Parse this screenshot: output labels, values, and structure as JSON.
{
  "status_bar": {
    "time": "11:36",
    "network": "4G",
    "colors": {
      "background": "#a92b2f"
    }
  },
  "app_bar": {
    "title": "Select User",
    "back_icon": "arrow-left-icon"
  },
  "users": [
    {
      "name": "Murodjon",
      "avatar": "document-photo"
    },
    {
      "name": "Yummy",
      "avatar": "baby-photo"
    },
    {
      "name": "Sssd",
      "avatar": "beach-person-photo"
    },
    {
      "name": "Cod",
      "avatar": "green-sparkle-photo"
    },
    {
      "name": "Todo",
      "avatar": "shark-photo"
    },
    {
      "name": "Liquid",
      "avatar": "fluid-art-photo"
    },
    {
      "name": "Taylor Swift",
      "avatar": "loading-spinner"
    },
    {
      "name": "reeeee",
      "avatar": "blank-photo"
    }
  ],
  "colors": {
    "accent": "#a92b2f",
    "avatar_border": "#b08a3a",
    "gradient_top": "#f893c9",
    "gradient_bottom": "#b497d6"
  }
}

= = =

YOUR OBJECTIVE: Return every line of the material exactly.

IN RESPONSE:
Parse this screenshot: output labels, values, and structure as JSON.
{
  "status_bar": {
    "time": "11:36",
    "network": "4G",
    "colors": {
      "background": "#a92b2f"
    }
  },
  "app_bar": {
    "title": "Select User",
    "back_icon": "arrow-left-icon"
  },
  "users": [
    {
      "name": "Murodjon",
      "avatar": "document-photo"
    },
    {
      "name": "Yummy",
      "avatar": "baby-photo"
    },
    {
      "name": "Sssd",
      "avatar": "beach-person-photo"
    },
    {
      "name": "Cod",
      "avatar": "green-sparkle-photo"
    },
    {
      "name": "Todo",
      "avatar": "shark-photo"
    },
    {
      "name": "Liquid",
      "avatar": "fluid-art-photo"
    },
    {
      "name": "Taylor Swift",
      "avatar": "loading-spinner"
    },
    {
      "name": "reeeee",
      "avatar": "blank-photo"
    }
  ],
  "colors": {
    "accent": "#a92b2f",
    "avatar_border": "#b08a3a",
    "gradient_top": "#f893c9",
    "gradient_bottom": "#b497d6"
  }
}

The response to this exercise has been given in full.